* **Source records**:
/---

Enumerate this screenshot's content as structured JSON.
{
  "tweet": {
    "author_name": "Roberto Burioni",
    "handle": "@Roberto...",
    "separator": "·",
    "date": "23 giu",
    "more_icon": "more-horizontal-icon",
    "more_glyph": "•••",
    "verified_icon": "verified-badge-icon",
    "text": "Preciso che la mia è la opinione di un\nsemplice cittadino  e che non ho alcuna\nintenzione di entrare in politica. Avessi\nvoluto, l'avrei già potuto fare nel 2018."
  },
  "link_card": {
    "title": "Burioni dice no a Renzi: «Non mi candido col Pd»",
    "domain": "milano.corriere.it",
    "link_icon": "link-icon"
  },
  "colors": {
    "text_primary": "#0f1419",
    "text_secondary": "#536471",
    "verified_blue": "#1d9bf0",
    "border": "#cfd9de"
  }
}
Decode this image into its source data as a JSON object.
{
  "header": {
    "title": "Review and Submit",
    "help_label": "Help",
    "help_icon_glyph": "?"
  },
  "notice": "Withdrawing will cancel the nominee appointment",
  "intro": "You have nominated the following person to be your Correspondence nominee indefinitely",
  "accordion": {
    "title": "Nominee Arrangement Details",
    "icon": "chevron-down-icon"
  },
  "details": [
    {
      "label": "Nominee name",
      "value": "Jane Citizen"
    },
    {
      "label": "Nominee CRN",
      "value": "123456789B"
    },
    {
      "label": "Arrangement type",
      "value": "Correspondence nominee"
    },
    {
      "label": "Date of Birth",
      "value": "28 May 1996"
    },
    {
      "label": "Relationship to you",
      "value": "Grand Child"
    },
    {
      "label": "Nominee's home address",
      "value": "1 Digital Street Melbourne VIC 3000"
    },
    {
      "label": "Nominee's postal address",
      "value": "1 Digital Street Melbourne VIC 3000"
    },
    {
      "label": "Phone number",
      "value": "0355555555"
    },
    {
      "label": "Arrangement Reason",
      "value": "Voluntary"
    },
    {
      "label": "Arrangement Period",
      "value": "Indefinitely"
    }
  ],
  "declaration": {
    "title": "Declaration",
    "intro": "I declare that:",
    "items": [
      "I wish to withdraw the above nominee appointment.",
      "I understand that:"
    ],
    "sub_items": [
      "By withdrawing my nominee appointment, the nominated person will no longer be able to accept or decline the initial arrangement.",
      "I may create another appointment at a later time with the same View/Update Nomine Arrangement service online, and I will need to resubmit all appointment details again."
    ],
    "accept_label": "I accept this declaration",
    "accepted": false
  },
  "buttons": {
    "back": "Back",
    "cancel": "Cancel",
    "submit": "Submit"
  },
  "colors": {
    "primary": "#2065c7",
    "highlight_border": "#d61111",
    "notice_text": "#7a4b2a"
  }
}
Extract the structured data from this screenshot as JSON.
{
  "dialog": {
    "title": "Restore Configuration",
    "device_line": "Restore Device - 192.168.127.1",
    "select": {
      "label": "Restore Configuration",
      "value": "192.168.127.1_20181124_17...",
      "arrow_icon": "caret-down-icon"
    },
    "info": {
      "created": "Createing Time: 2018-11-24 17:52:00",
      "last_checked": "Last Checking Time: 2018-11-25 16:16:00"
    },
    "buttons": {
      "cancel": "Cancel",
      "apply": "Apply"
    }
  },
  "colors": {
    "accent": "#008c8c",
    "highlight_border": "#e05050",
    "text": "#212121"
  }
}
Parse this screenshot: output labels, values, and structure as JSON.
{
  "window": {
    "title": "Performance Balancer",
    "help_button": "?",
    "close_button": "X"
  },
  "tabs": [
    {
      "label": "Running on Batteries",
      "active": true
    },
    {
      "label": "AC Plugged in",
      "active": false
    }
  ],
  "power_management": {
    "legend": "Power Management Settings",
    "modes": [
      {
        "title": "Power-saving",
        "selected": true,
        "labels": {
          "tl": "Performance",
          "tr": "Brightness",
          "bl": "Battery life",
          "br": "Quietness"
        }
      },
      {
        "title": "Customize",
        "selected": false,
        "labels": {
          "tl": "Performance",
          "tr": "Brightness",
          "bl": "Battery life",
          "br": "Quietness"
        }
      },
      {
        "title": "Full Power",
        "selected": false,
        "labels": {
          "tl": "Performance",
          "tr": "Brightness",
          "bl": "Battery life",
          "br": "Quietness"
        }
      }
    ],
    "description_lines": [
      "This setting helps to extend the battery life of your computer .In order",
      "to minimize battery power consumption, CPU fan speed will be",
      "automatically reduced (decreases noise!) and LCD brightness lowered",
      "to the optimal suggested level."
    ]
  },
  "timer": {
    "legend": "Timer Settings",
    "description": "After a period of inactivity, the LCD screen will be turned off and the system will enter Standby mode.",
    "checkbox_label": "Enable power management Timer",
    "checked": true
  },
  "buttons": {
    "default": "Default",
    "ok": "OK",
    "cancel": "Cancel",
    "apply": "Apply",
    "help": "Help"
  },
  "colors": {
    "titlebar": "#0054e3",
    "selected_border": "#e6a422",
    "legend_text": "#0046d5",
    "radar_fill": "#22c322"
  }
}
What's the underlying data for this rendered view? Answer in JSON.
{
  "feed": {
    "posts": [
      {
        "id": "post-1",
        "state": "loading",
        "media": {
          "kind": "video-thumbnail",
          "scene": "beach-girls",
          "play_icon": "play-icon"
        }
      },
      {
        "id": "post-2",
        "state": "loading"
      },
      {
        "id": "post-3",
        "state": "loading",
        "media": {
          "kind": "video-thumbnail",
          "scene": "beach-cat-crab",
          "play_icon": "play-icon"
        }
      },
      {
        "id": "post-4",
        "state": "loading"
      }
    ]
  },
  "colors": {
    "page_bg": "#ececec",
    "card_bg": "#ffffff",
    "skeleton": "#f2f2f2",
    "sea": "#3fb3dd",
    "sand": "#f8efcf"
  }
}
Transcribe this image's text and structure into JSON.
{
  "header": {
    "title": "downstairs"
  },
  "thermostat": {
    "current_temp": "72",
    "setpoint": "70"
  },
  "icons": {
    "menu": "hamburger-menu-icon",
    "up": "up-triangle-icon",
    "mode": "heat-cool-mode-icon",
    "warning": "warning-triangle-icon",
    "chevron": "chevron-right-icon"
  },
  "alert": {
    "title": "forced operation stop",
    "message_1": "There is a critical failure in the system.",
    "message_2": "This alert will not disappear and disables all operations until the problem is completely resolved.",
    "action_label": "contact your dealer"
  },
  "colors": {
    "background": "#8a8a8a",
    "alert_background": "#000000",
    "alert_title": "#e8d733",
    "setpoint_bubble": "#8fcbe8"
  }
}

\---

Your task is to give the records above again, exactly.

* **Expected output**:
Enumerate this screenshot's content as structured JSON.
{
  "tweet": {
    "author_name": "Roberto Burioni",
    "handle": "@Roberto...",
    "separator": "·",
    "date": "23 giu",
    "more_icon": "more-horizontal-icon",
    "more_glyph": "•••",
    "verified_icon": "verified-badge-icon",
    "text": "Preciso che la mia è la opinione di un\nsemplice cittadino  e che non ho alcuna\nintenzione di entrare in politica. Avessi\nvoluto, l'avrei già potuto fare nel 2018."
  },
  "link_card": {
    "title": "Burioni dice no a Renzi: «Non mi candido col Pd»",
    "domain": "milano.corriere.it",
    "link_icon": "link-icon"
  },
  "colors": {
    "text_primary": "#0f1419",
    "text_secondary": "#536471",
    "verified_blue": "#1d9bf0",
    "border": "#cfd9de"
  }
}
Decode this image into its source data as a JSON object.
{
  "header": {
    "title": "Review and Submit",
    "help_label": "Help",
    "help_icon_glyph": "?"
  },
  "notice": "Withdrawing will cancel the nominee appointment",
  "intro": "You have nominated the following person to be your Correspondence nominee indefinitely",
  "accordion": {
    "title": "Nominee Arrangement Details",
    "icon": "chevron-down-icon"
  },
  "details": [
    {
      "label": "Nominee name",
      "value": "Jane Citizen"
    },
    {
      "label": "Nominee CRN",
      "value": "123456789B"
    },
    {
      "label": "Arrangement type",
      "value": "Correspondence nominee"
    },
    {
      "label": "Date of Birth",
      "value": "28 May 1996"
    },
    {
      "label": "Relationship to you",
      "value": "Grand Child"
    },
    {
      "label": "Nominee's home address",
      "value": "1 Digital Street Melbourne VIC 3000"
    },
    {
      "label": "Nominee's postal address",
      "value": "1 Digital Street Melbourne VIC 3000"
    },
    {
      "label": "Phone number",
      "value": "0355555555"
    },
    {
      "label": "Arrangement Reason",
      "value": "Voluntary"
    },
    {
      "label": "Arrangement Period",
      "value": "Indefinitely"
    }
  ],
  "declaration": {
    "title": "Declaration",
    "intro": "I declare that:",
    "items": [
      "I wish to withdraw the above nominee appointment.",
      "I understand that:"
    ],
    "sub_items": [
      "By withdrawing my nominee appointment, the nominated person will no longer be able to accept or decline the initial arrangement.",
      "I may create another appointment at a later time with the same View/Update Nomine Arrangement service online, and I will need to resubmit all appointment details again."
    ],
    "accept_label": "I accept this declaration",
    "accepted": false
  },
  "buttons": {
    "back": "Back",
    "cancel": "Cancel",
    "submit": "Submit"
  },
  "colors": {
    "primary": "#2065c7",
    "highlight_border": "#d61111",
    "notice_text": "#7a4b2a"
  }
}
Extract the structured data from this screenshot as JSON.
{
  "dialog": {
    "title": "Restore Configuration",
    "device_line": "Restore Device - 192.168.127.1",
    "select": {
      "label": "Restore Configuration",
      "value": "192.168.127.1_20181124_17...",
      "arrow_icon": "caret-down-icon"
    },
    "info": {
      "created": "Createing Time: 2018-11-24 17:52:00",
      "last_checked": "Last Checking Time: 2018-11-25 16:16:00"
    },
    "buttons": {
      "cancel": "Cancel",
      "apply": "Apply"
    }
  },
  "colors": {
    "accent": "#008c8c",
    "highlight_border": "#e05050",
    "text": "#212121"
  }
}
Parse this screenshot: output labels, values, and structure as JSON.
{
  "window": {
    "title": "Performance Balancer",
    "help_button": "?",
    "close_button": "X"
  },
  "tabs": [
    {
      "label": "Running on Batteries",
      "active": true
    },
    {
      "label": "AC Plugged in",
      "active": false
    }
  ],
  "power_management": {
    "legend": "Power Management Settings",
    "modes": [
      {
        "title": "Power-saving",
        "selected": true,
        "labels": {
          "tl": "Performance",
          "tr": "Brightness",
          "bl": "Battery life",
          "br": "Quietness"
        }
      },
      {
        "title": "Customize",
        "selected": false,
        "labels": {
          "tl": "Performance",
          "tr": "Brightness",
          "bl": "Battery life",
          "br": "Quietness"
        }
      },
      {
        "title": "Full Power",
        "selected": false,
        "labels": {
          "tl": "Performance",
          "tr": "Brightness",
          "bl": "Battery life",
          "br": "Quietness"
        }
      }
    ],
    "description_lines": [
      "This setting helps to extend the battery life of your computer .In order",
      "to minimize battery power consumption, CPU fan speed will be",
      "automatically reduced (decreases noise!) and LCD brightness lowered",
      "to the optimal suggested level."
    ]
  },
  "timer": {
    "legend": "Timer Settings",
    "description": "After a period of inactivity, the LCD screen will be turned off and the system will enter Standby mode.",
    "checkbox_label": "Enable power management Timer",
    "checked": true
  },
  "buttons": {
    "default": "Default",
    "ok": "OK",
    "cancel": "Cancel",
    "apply": "Apply",
    "help": "Help"
  },
  "colors": {
    "titlebar": "#0054e3",
    "selected_border": "#e6a422",
    "legend_text": "#0046d5",
    "radar_fill": "#22c322"
  }
}
What's the underlying data for this rendered view? Answer in JSON.
{
  "feed": {
    "posts": [
      {
        "id": "post-1",
        "state": "loading",
        "media": {
          "kind": "video-thumbnail",
          "scene": "beach-girls",
          "play_icon": "play-icon"
        }
      },
      {
        "id": "post-2",
        "state": "loading"
      },
      {
        "id": "post-3",
        "state": "loading",
        "media": {
          "kind": "video-thumbnail",
          "scene": "beach-cat-crab",
          "play_icon": "play-icon"
        }
      },
      {
        "id": "post-4",
        "state": "loading"
      }
    ]
  },
  "colors": {
    "page_bg": "#ececec",
    "card_bg": "#ffffff",
    "skeleton": "#f2f2f2",
    "sea": "#3fb3dd",
    "sand": "#f8efcf"
  }
}
Transcribe this image's text and structure into JSON.
{
  "header": {
    "title": "downstairs"
  },
  "thermostat": {
    "current_temp": "72",
    "setpoint": "70"
  },
  "icons": {
    "menu": "hamburger-menu-icon",
    "up": "up-triangle-icon",
    "mode": "heat-cool-mode-icon",
    "warning": "warning-triangle-icon",
    "chevron": "chevron-right-icon"
  },
  "alert": {
    "title": "forced operation stop",
    "message_1": "There is a critical failure in the system.",
    "message_2": "This alert will not disappear and disables all operations until the problem is completely resolved.",
    "action_label": "contact your dealer"
  },
  "colors": {
    "background": "#8a8a8a",
    "alert_background": "#000000",
    "alert_title": "#e8d733",
    "setpoint_bubble": "#8fcbe8"
  }
}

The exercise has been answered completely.